### [Description of the task]
Set down each entry exactly as given; pictures should not appear in the copy.

## Start Material for the task

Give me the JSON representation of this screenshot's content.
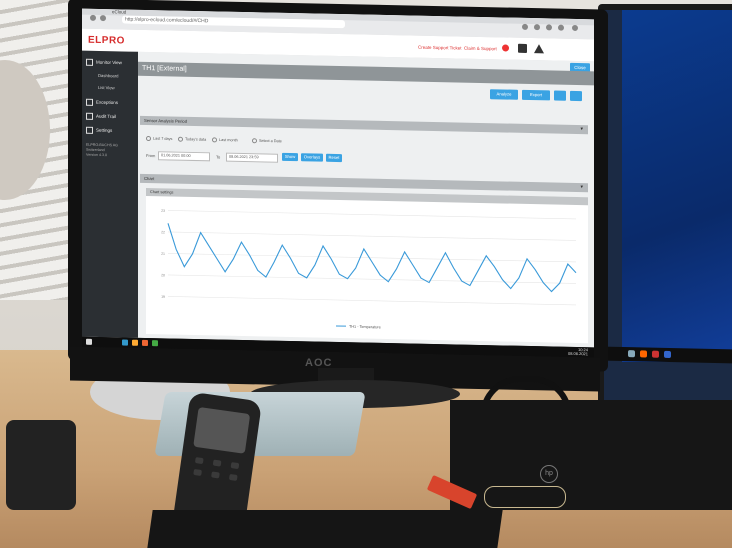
{
  "browser": {
    "url": "http://elpro-ecloud.com/ecloud/#/CHD",
    "tab_title": "eCloud"
  },
  "header": {
    "logo_text": "ELPRO",
    "link_support": "Create Support Ticket",
    "link_user": "Claim & Support"
  },
  "sidebar": {
    "items": [
      {
        "label": "Monitor View"
      },
      {
        "label": "Dashboard"
      },
      {
        "label": "List View"
      },
      {
        "label": "Exceptions"
      },
      {
        "label": "Audit Trail"
      },
      {
        "label": "Settings"
      }
    ],
    "info_lines": [
      "ELPRO-BUCHS AG",
      "Switzerland",
      "Version 4.3.0"
    ]
  },
  "main": {
    "close_label": "Close",
    "page_title": "TH1 [External]",
    "buttons": {
      "analyze": "Analyze",
      "export": "Export"
    },
    "section_time_range": "Sensor Analysis Period",
    "radio_options": [
      "Last 7 days",
      "Today's data",
      "Last month",
      "Select a Date"
    ],
    "from_label": "From",
    "from_value": "01.06.2021 00:00",
    "to_label": "To",
    "to_value": "08.06.2021 23:59",
    "apply_buttons": [
      "Show",
      "Overlays",
      "Reset"
    ],
    "section_chart": "Chart",
    "chart_sub": "Chart settings"
  },
  "chart_data": {
    "type": "line",
    "title": "",
    "series": [
      {
        "name": "TH1 - Temperature",
        "values": [
          22.4,
          21.2,
          20.4,
          21.0,
          22.0,
          21.4,
          20.8,
          20.2,
          20.8,
          21.6,
          21.0,
          20.3,
          20.0,
          20.7,
          21.5,
          20.9,
          20.2,
          20.0,
          20.6,
          21.5,
          20.9,
          20.2,
          20.0,
          20.5,
          21.4,
          20.8,
          20.2,
          19.9,
          20.5,
          21.3,
          20.7,
          20.1,
          19.9,
          20.6,
          21.3,
          20.6,
          20.0,
          19.8,
          20.5,
          21.2,
          20.7,
          20.1,
          19.7,
          20.2,
          21.1,
          20.6,
          20.0,
          19.6,
          20.0,
          20.9,
          20.5
        ]
      }
    ],
    "legend": "bottom",
    "grid": true,
    "ylim": [
      19,
      23
    ]
  },
  "taskbar": {
    "time": "10:24",
    "date": "08.06.2021"
  },
  "scene": {
    "monitor_brand": "AOC",
    "pc_brand": "hp"
  }
}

## End Material for the task

### [Answer to this problem]
Give me the JSON representation of this screenshot's content.
{
  "browser": {
    "url": "http://elpro-ecloud.com/ecloud/#/CHD",
    "tab_title": "eCloud"
  },
  "header": {
    "logo_text": "ELPRO",
    "link_support": "Create Support Ticket",
    "link_user": "Claim & Support"
  },
  "sidebar": {
    "items": [
      {
        "label": "Monitor View"
      },
      {
        "label": "Dashboard"
      },
      {
        "label": "List View"
      },
      {
        "label": "Exceptions"
      },
      {
        "label": "Audit Trail"
      },
      {
        "label": "Settings"
      }
    ],
    "info_lines": [
      "ELPRO-BUCHS AG",
      "Switzerland",
      "Version 4.3.0"
    ]
  },
  "main": {
    "close_label": "Close",
    "page_title": "TH1 [External]",
    "buttons": {
      "analyze": "Analyze",
      "export": "Export"
    },
    "section_time_range": "Sensor Analysis Period",
    "radio_options": [
      "Last 7 days",
      "Today's data",
      "Last month",
      "Select a Date"
    ],
    "from_label": "From",
    "from_value": "01.06.2021 00:00",
    "to_label": "To",
    "to_value": "08.06.2021 23:59",
    "apply_buttons": [
      "Show",
      "Overlays",
      "Reset"
    ],
    "section_chart": "Chart",
    "chart_sub": "Chart settings"
  },
  "chart_data": {
    "type": "line",
    "title": "",
    "series": [
      {
        "name": "TH1 - Temperature",
        "values": [
          22.4,
          21.2,
          20.4,
          21.0,
          22.0,
          21.4,
          20.8,
          20.2,
          20.8,
          21.6,
          21.0,
          20.3,
          20.0,
          20.7,
          21.5,
          20.9,
          20.2,
          20.0,
          20.6,
          21.5,
          20.9,
          20.2,
          20.0,
          20.5,
          21.4,
          20.8,
          20.2,
          19.9,
          20.5,
          21.3,
          20.7,
          20.1,
          19.9,
          20.6,
          21.3,
          20.6,
          20.0,
          19.8,
          20.5,
          21.2,
          20.7,
          20.1,
          19.7,
          20.2,
          21.1,
          20.6,
          20.0,
          19.6,
          20.0,
          20.9,
          20.5
        ]
      }
    ],
    "legend": "bottom",
    "grid": true,
    "ylim": [
      19,
      23
    ]
  },
  "taskbar": {
    "time": "10:24",
    "date": "08.06.2021"
  },
  "scene": {
    "monitor_brand": "AOC",
    "pc_brand": "hp"
  }
}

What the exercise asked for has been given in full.